It is the Fourth! Break out the hot dogs, the beer, the ball game and the tanning lotion. Not to mention the tripod and a cable release.

At this time of year, in preparation for the coming 4th of July, I reprint a chapter from the LIFE Guide to Digital Photography, in which I wrote about hopefully most of the nuances and details of shooting fireworks.

Everybody loves to shoot fireworks. It has lots of connotations—holiday, patriotism, hot dogs, weekend, kids, family. Time to relax. Time to shoot some pictures.

Okay, make a checklist. Camera. Wide angle zoom. Telephoto zoom. Flash cards. Cable release. Spare camera battery. Tripod. Headlamp, and hand held flashlight. Watch with timer function. Black card. (More on that later.)

That’s pretty much the photo kit. What else to think of? Rain gear, both for cameras and you. You can get fancy rain gear designed for cameras and lenses, or just use plastic bags and baggies. Couple of bungee cords to keep the bags on the camera if the wind starts whipping about. Water and power bars—you’ll be out there a while. Bug repellent. Comfortable clothing and shoes. The car might be quite a ways away, and you’ll be walking a fair piece.  Advil. (Advil is always on my equipment list.)

Anything to do beforehand? You bet. Scout the location. Best to know what you are getting into, where they shoot the fireworks from, what the background will be like. How big will the display be? How long will it go for? Most fireworks displays are well over in a half hour or less, and if you are stumbling around in the crowd looking for a spot and trying to setup in the dark, you’ll just be starting to make decent exposures as they light up the sky with the crescendo and say goodnight till next year.

That’s right, next year. Most big shoot ‘em ups are yearly events. Argh, the pressure!

So scout. Get your spot. Get there early. I mean early. Like, be the first car in the parking lot. Pack a soft cooler sling bag, throw an icepack in there, and know that in that bag is your sustenance till maybe late at night. For jobs like this, my Ipod and earphones are a must. Maybe a collapsible chair, and a small waterproof tarp. Think your way into this. What could go wrong? It’s a photo shoot, so the answer to that is, just about everything. Try to ensure success by envisioning the shot and the potential problems in making the shot before you walk out the door.

Like, do you need a permit to put your tripod down? Did you have to call the town about this adventure? Most likely not, but in this post 911 world, photographers are often treated as being just this side of a recidivist offender, so it might be worth a phone call.

DIRECTIVE 1
Name the connotations that the excerpt on shooting fireworks says the activity carries.
DIRECTIVE 2
Carry on the fireworks photography excerpt from the point where it stops.

DATA EXTRACT

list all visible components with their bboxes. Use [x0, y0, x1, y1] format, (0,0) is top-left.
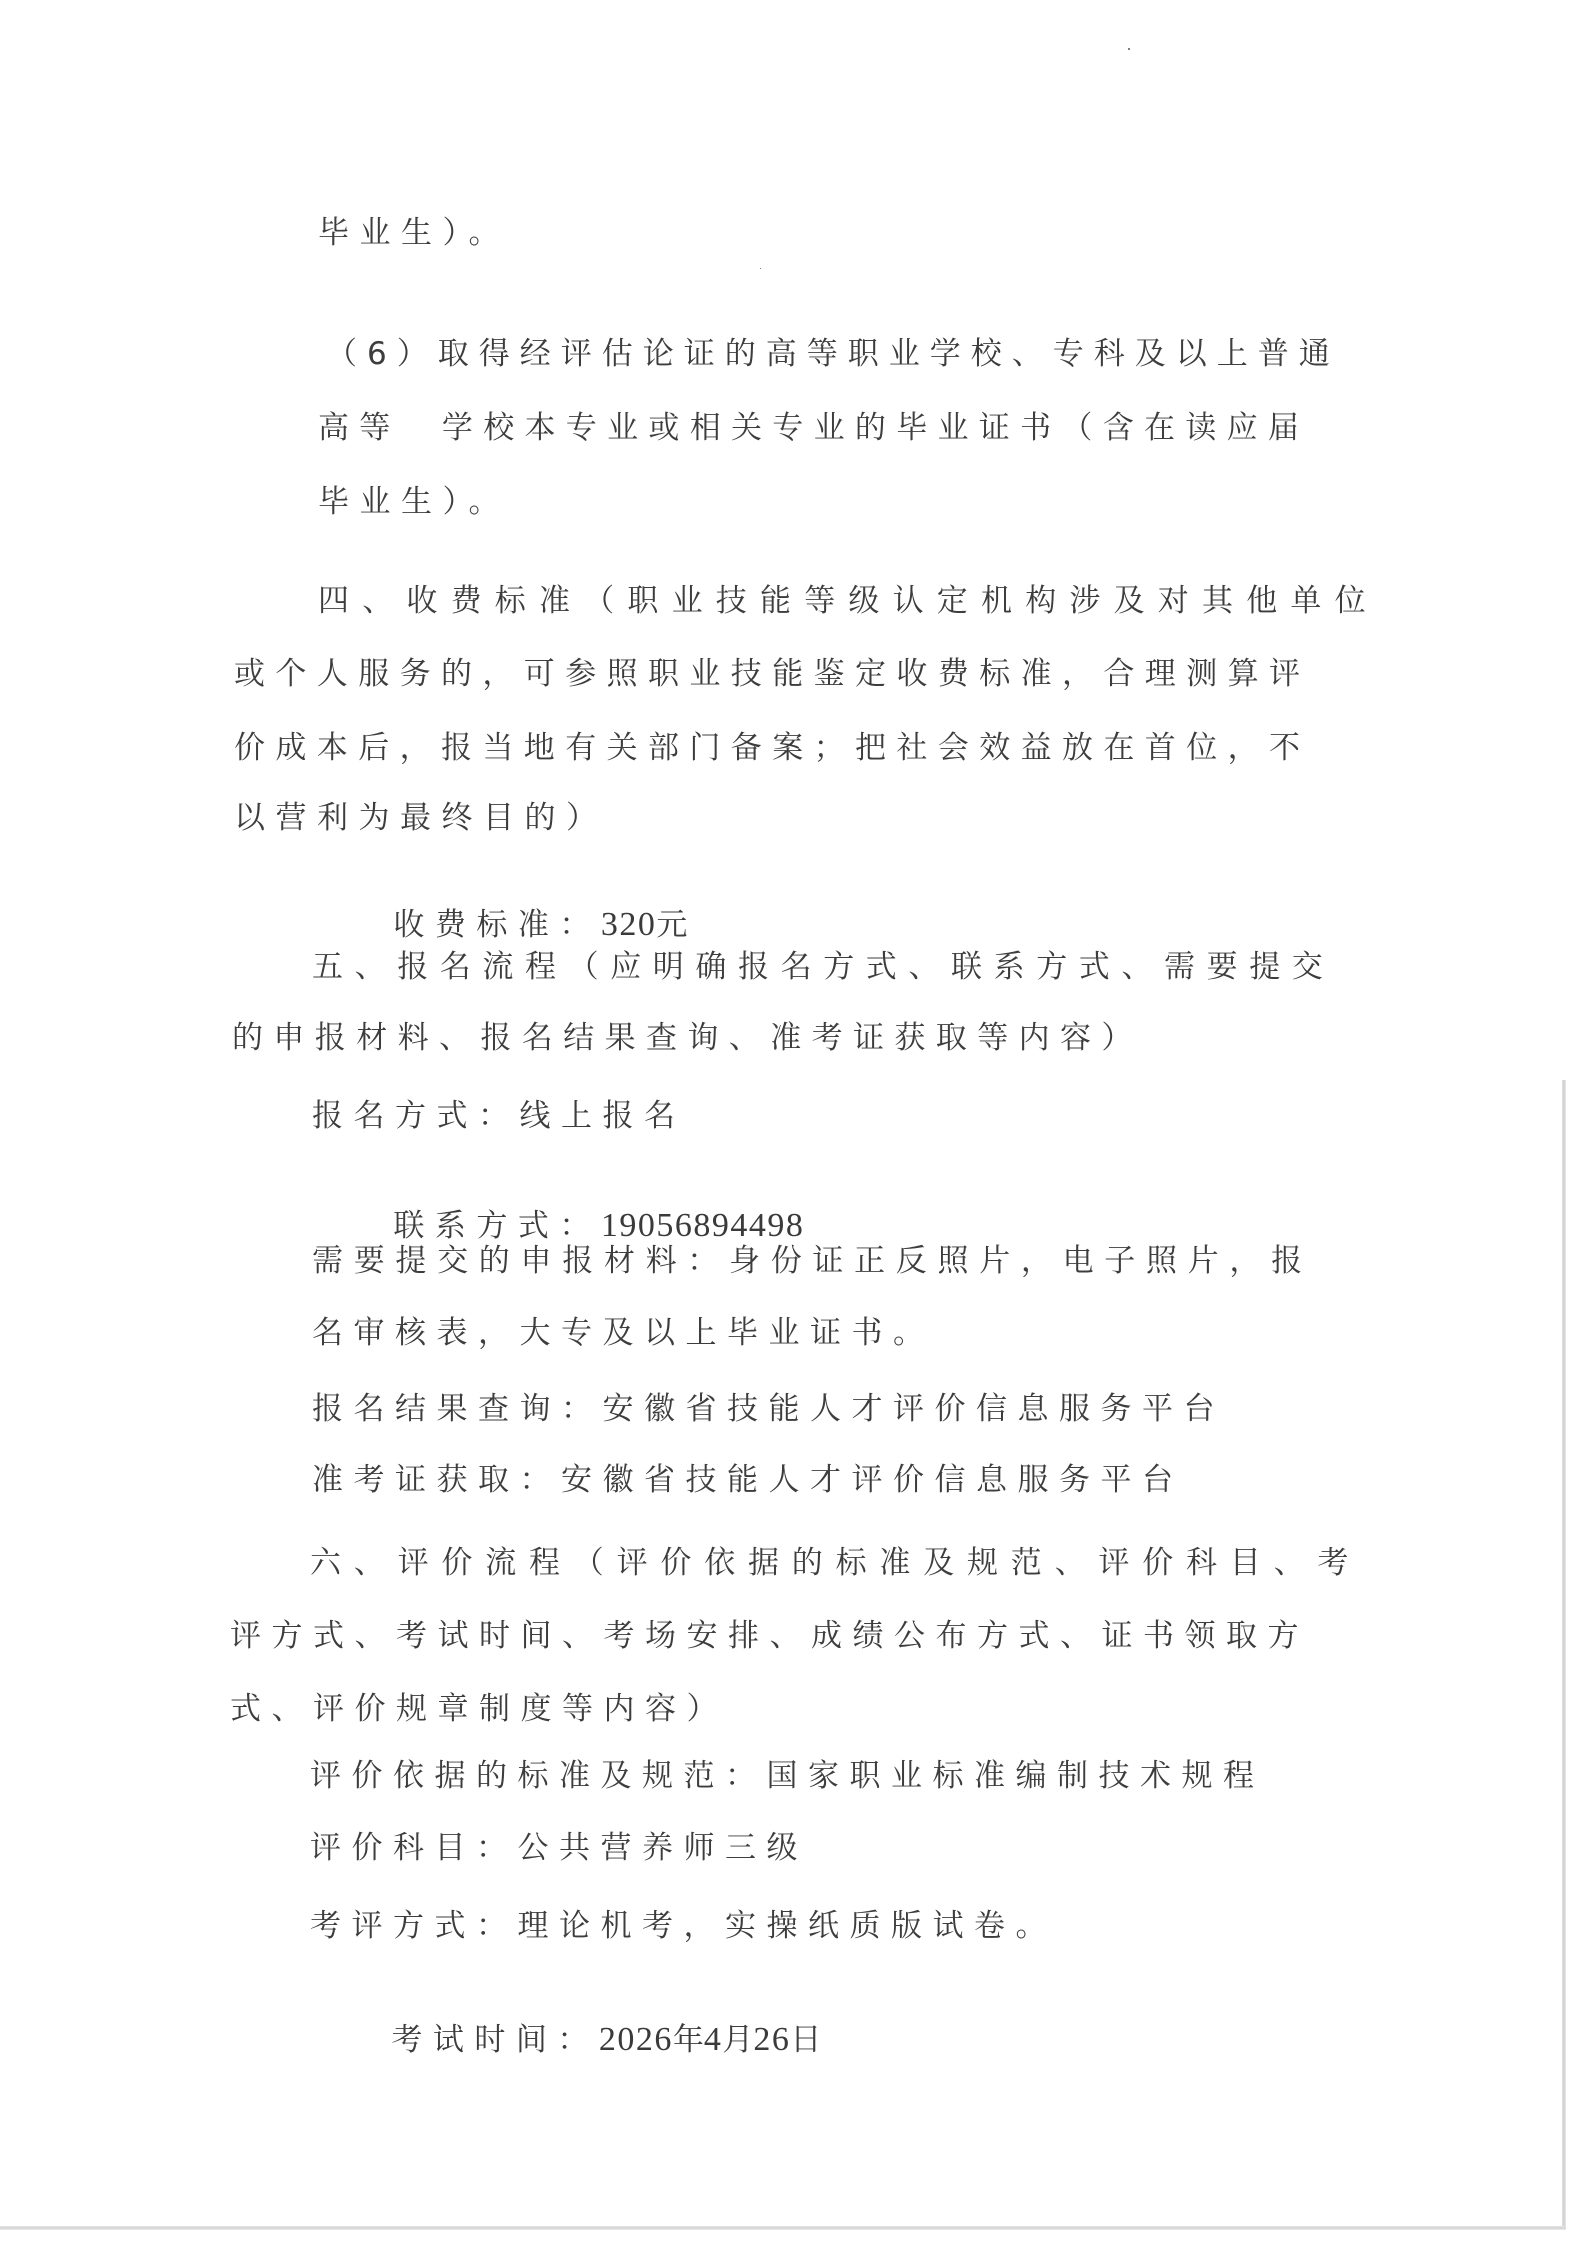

EXERCISE ANSWER 1
holiday, patriotism, hot dogs, weekend, kids, family

EXERCISE ANSWER 2
Okay, prepped and ready. Time to frame up the shot, which is a bit trickier than you might think. First off, when I shoot fireworks, I always get my frame, plus about 20%. I can always tighten up, but I want to give those fireworks room to play up there in the heavens. Frame too tight, you’ll have tracer lines of color going right out of the upper part of your picture, creating lines of interest that will pull your viewer’s eye right out with them.

So give them room to breathe and determine whether the shot is horizontal or vertical. Remember that most fireworks pix, if they are just of the explosions in the sky, are, at the end of the day, an exercise in color, nothing more. Even something as splashy as a pyrotechnic display needs context. So perhaps you can frame up with the object that is being celebrated, such as the Statue of Liberty. Or use the semi-silhouetted crowd as a foreground element. Or boats and bridges out in the water, with the water acting as a giant reflector board filled with color.

The variations that may occur with your framing are the reason to have at least a couple lenses with you. As mentioned above, two reasonable zooms, one wide and one telephoto, should do you fine.

Metering? Yikes, how do you meter a fast moving rocket moving through the black sky? The answer is, you don’t, really. This is a situation to shut off a bunch of the auto this and that on the camera, and go manual. Also, make sure to turn the flash off. Some cameras will read the darkness in in certain modes and activate that puppy. Ever see the opening of an Olympics, where thousands of people are using point and shoots, and their flashes are going off like crazy? Know what they’re lighting? The shoulder of the person in front of them. Fireworks, unless you are trying a radically different approach, are generally a no flash zone.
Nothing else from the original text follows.